■ **GIVEN INSTRUCTION**: From the listing below, pull out every line where the string "JSON" appears.

___ RECORDS FOR THE TASK ___

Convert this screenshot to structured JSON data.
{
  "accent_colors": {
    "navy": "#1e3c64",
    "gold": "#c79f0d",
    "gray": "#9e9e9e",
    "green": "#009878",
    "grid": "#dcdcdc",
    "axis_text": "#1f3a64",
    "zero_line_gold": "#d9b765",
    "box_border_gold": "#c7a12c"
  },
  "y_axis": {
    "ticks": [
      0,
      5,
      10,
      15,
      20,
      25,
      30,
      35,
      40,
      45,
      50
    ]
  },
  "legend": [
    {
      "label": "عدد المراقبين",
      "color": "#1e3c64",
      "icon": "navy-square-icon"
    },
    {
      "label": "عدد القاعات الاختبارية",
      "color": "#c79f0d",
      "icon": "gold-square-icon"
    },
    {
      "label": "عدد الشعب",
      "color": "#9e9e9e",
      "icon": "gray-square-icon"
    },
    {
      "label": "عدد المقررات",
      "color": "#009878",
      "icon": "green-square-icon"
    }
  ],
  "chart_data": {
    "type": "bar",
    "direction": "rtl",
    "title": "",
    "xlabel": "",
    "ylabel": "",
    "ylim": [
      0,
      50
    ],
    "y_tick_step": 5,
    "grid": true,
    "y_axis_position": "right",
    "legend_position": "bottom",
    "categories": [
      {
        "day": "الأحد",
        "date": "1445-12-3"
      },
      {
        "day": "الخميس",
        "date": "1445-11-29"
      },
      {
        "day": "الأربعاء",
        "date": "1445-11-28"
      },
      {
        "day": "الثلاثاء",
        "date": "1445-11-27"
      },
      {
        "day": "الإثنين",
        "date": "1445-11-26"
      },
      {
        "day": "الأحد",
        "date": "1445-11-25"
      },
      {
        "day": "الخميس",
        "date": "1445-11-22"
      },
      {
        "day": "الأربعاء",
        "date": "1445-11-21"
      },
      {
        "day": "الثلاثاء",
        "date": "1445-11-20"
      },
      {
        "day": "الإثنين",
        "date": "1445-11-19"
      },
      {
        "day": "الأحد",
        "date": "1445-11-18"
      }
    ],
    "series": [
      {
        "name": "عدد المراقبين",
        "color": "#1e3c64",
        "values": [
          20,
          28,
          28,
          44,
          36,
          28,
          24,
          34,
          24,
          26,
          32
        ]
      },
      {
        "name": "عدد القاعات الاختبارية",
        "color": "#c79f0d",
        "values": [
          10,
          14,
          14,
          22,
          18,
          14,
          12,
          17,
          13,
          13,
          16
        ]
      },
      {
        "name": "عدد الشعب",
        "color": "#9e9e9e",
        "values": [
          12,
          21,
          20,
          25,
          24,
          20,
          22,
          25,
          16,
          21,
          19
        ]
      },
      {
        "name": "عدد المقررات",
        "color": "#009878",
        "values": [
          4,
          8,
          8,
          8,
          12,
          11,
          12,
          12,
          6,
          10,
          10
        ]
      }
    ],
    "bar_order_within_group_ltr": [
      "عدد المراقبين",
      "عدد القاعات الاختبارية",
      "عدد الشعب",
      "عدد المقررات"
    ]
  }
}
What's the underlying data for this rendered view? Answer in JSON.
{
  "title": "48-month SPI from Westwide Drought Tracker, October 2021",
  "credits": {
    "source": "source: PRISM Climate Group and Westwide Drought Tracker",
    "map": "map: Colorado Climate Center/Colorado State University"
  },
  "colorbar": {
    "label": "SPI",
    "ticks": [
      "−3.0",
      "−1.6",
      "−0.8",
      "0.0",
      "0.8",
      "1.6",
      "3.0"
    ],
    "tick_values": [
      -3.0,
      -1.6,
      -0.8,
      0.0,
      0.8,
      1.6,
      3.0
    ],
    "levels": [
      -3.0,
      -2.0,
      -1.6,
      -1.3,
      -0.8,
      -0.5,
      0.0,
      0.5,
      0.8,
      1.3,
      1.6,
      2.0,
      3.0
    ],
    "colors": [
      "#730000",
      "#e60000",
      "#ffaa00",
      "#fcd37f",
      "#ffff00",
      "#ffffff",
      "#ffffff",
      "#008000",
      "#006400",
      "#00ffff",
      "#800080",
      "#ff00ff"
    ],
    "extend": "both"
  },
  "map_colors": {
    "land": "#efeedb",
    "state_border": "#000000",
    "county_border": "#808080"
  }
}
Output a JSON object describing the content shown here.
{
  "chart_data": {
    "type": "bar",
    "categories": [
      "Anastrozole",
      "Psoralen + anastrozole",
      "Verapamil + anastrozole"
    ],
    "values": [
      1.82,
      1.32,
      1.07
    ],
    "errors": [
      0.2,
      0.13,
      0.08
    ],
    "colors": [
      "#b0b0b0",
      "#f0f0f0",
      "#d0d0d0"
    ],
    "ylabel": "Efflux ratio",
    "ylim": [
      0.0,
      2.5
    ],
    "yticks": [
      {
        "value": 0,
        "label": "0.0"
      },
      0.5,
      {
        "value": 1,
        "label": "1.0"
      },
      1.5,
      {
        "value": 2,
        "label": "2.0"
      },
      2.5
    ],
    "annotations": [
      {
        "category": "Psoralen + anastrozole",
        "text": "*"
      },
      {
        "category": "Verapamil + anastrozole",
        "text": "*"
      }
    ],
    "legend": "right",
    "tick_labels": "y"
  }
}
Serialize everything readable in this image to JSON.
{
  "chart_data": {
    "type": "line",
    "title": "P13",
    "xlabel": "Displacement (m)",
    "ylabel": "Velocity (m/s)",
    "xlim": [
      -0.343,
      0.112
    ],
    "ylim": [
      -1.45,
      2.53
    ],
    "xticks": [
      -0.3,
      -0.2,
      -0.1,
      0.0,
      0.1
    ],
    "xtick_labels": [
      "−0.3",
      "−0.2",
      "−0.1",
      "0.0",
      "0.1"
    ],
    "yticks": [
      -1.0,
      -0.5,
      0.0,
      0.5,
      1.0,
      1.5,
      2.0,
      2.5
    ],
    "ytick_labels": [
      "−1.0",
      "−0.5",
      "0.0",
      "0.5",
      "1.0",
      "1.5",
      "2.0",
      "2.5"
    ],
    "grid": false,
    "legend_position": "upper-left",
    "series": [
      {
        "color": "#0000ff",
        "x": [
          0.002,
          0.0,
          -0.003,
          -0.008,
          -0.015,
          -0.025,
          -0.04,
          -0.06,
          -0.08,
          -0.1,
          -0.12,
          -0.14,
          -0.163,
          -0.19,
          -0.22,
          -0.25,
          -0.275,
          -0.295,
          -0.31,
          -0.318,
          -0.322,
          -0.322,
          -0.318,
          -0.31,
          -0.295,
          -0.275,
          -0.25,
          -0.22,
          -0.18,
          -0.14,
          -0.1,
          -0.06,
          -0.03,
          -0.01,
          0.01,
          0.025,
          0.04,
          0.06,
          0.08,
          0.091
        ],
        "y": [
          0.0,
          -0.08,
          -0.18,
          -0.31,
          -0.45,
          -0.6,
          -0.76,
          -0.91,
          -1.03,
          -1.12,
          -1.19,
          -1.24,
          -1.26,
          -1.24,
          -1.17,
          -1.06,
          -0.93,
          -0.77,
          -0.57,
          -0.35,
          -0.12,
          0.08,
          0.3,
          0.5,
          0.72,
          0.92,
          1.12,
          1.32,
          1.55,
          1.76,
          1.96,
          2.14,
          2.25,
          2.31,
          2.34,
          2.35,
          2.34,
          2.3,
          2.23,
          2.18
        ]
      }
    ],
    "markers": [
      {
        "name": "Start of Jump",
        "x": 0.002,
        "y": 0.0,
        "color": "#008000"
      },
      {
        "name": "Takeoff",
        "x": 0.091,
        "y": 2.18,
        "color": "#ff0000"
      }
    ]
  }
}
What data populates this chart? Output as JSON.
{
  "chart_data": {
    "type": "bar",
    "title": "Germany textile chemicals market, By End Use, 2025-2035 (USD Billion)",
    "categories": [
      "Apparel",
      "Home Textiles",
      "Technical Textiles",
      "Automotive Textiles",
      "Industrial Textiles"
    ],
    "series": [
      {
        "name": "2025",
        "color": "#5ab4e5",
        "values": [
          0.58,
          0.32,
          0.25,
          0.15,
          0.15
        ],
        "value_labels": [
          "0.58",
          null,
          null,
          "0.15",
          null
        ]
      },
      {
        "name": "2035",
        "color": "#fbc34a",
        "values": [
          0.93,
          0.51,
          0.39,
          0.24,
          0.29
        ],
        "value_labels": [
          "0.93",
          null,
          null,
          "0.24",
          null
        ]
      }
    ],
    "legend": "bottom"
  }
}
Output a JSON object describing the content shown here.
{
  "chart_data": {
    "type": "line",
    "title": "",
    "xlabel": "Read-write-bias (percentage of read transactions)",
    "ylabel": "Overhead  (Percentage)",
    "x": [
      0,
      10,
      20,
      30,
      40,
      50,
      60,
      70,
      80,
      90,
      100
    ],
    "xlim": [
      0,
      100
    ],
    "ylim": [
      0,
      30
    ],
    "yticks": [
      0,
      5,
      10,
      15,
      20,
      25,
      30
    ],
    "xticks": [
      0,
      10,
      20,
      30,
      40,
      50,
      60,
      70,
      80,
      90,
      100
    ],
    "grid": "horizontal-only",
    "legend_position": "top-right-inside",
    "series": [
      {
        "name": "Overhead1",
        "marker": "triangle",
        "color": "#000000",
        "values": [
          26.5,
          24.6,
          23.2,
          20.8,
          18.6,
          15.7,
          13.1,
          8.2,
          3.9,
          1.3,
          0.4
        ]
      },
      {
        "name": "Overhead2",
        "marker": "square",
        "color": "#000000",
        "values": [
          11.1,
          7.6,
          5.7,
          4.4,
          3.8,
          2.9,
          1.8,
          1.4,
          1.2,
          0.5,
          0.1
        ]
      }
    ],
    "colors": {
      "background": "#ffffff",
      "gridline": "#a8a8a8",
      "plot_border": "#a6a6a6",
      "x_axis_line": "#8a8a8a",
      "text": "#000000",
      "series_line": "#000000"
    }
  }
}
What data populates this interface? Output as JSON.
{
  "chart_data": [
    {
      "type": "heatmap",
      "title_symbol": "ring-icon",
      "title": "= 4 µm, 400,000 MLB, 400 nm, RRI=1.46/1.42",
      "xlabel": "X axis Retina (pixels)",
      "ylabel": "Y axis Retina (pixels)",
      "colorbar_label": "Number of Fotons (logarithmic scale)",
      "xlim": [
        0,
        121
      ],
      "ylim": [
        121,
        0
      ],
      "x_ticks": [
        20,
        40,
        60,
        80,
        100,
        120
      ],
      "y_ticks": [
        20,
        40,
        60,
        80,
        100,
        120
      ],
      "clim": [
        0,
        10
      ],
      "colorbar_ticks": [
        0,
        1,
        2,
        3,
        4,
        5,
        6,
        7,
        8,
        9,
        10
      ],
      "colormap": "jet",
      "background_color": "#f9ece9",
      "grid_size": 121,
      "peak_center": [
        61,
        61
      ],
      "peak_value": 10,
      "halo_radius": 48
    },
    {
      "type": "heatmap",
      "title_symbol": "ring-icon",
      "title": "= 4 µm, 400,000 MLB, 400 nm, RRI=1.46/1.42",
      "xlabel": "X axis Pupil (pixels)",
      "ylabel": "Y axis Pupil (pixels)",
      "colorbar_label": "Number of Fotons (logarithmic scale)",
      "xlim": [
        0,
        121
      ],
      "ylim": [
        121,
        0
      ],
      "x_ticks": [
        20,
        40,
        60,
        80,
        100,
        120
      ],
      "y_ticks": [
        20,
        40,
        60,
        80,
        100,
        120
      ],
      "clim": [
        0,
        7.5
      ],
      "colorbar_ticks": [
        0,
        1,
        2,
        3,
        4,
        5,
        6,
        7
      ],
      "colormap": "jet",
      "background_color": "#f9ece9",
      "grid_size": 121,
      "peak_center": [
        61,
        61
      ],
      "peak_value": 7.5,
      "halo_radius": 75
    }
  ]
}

___

■ **RESPONSE**:
Convert this screenshot to structured JSON data.
What's the underlying data for this rendered view? Answer in JSON.
Output a JSON object describing the content shown here.
Serialize everything readable in this image to JSON.
What data populates this chart? Output as JSON.
Output a JSON object describing the content shown here.
What data populates this interface? Output as JSON.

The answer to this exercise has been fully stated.